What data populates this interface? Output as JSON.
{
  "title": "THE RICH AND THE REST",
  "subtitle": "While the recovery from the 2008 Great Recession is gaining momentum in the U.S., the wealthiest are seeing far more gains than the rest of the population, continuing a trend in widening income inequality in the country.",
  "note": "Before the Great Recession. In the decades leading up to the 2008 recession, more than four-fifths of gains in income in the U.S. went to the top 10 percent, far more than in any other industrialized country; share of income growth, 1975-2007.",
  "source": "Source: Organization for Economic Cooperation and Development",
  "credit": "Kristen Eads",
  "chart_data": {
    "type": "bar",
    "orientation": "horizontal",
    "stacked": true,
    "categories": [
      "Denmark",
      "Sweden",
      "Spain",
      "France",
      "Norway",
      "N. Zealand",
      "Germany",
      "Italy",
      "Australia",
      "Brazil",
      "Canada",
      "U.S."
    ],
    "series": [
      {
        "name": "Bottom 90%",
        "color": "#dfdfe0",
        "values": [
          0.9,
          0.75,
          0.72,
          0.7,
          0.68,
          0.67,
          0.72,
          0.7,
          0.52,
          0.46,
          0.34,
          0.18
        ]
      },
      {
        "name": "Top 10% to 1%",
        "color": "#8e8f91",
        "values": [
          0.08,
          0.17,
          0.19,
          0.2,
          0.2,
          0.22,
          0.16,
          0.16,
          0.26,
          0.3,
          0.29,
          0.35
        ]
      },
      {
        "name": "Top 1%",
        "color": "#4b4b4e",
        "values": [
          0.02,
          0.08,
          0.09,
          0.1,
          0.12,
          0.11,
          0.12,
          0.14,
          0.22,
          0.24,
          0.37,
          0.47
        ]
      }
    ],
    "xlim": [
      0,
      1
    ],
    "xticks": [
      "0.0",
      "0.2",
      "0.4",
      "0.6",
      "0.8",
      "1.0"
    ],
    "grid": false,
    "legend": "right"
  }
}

◆ ◆ ◆

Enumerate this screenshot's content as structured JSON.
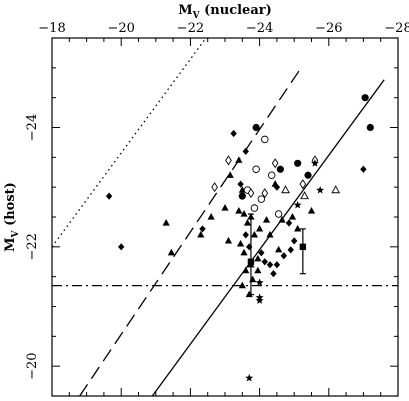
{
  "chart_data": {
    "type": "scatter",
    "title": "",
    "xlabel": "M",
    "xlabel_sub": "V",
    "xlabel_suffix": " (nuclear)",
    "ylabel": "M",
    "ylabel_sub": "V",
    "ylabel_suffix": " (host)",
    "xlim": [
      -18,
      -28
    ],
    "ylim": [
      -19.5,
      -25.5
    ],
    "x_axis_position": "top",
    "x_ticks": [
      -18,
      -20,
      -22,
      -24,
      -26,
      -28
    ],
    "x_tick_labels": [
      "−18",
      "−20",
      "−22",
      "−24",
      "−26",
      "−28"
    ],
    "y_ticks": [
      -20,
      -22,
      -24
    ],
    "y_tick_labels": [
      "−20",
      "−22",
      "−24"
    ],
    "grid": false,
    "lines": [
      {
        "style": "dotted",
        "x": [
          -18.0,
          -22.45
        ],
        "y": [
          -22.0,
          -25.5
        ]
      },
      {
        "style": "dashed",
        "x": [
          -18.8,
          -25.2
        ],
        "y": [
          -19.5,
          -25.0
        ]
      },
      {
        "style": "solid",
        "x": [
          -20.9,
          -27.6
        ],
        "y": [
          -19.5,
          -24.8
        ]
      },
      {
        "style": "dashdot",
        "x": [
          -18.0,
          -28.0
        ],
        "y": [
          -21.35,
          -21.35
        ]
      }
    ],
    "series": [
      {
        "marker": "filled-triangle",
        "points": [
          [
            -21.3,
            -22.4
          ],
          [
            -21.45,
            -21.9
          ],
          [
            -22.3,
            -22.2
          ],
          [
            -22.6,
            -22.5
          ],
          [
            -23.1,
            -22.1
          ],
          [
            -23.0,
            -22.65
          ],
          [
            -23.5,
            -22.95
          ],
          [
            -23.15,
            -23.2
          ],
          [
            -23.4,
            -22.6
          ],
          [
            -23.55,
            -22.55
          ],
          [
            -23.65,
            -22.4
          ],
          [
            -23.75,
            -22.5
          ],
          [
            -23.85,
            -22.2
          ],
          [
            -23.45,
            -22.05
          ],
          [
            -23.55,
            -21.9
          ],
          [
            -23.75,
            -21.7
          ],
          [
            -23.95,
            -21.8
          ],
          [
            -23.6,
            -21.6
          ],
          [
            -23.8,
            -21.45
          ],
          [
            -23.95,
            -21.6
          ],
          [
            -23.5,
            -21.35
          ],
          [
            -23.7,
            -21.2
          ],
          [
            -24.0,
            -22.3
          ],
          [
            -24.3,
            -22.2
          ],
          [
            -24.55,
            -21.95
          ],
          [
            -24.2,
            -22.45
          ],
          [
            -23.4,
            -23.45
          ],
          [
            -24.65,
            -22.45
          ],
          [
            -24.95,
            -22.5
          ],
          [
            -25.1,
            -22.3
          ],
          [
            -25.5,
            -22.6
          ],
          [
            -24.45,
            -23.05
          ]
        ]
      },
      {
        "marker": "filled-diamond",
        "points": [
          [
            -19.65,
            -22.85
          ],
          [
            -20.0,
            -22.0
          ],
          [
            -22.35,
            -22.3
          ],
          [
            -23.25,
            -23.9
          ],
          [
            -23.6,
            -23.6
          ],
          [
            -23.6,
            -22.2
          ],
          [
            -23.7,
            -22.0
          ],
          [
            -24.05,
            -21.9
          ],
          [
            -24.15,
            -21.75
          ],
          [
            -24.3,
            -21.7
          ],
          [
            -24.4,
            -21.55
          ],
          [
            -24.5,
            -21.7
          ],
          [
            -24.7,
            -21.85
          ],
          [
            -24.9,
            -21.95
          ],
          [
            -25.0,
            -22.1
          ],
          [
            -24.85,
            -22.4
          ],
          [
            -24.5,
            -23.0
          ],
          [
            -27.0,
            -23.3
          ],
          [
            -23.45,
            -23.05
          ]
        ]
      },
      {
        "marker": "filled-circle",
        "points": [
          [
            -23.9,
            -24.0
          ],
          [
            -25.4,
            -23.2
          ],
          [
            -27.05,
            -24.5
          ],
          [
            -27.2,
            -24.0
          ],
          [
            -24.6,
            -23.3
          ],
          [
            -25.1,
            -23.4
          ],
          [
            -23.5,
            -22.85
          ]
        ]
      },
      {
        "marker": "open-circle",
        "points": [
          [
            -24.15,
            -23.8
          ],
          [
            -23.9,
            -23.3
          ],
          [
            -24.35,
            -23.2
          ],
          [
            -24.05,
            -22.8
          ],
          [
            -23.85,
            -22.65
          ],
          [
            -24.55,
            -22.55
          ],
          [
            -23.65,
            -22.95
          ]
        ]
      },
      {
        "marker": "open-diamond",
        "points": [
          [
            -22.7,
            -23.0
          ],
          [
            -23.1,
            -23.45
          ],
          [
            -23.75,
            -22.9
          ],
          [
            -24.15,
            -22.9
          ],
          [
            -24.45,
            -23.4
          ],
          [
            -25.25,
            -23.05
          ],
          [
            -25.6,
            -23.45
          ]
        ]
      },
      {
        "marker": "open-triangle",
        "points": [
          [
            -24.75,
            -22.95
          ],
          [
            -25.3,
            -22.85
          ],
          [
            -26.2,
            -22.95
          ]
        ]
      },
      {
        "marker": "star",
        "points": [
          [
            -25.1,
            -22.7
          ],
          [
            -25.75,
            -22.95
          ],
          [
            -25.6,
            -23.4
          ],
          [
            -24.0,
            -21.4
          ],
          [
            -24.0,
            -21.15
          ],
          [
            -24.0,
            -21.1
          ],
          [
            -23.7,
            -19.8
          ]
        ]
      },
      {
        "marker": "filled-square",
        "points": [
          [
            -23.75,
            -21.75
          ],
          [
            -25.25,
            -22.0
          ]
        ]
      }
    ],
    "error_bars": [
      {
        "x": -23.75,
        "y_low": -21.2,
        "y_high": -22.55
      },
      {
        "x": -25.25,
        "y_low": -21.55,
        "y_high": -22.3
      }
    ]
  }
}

◆ ◆ ◆

» **REQUIRED WORK**
Say how many lines in the records above hold "name", and give no other text.

» **EXERCISE SOLUTION**
3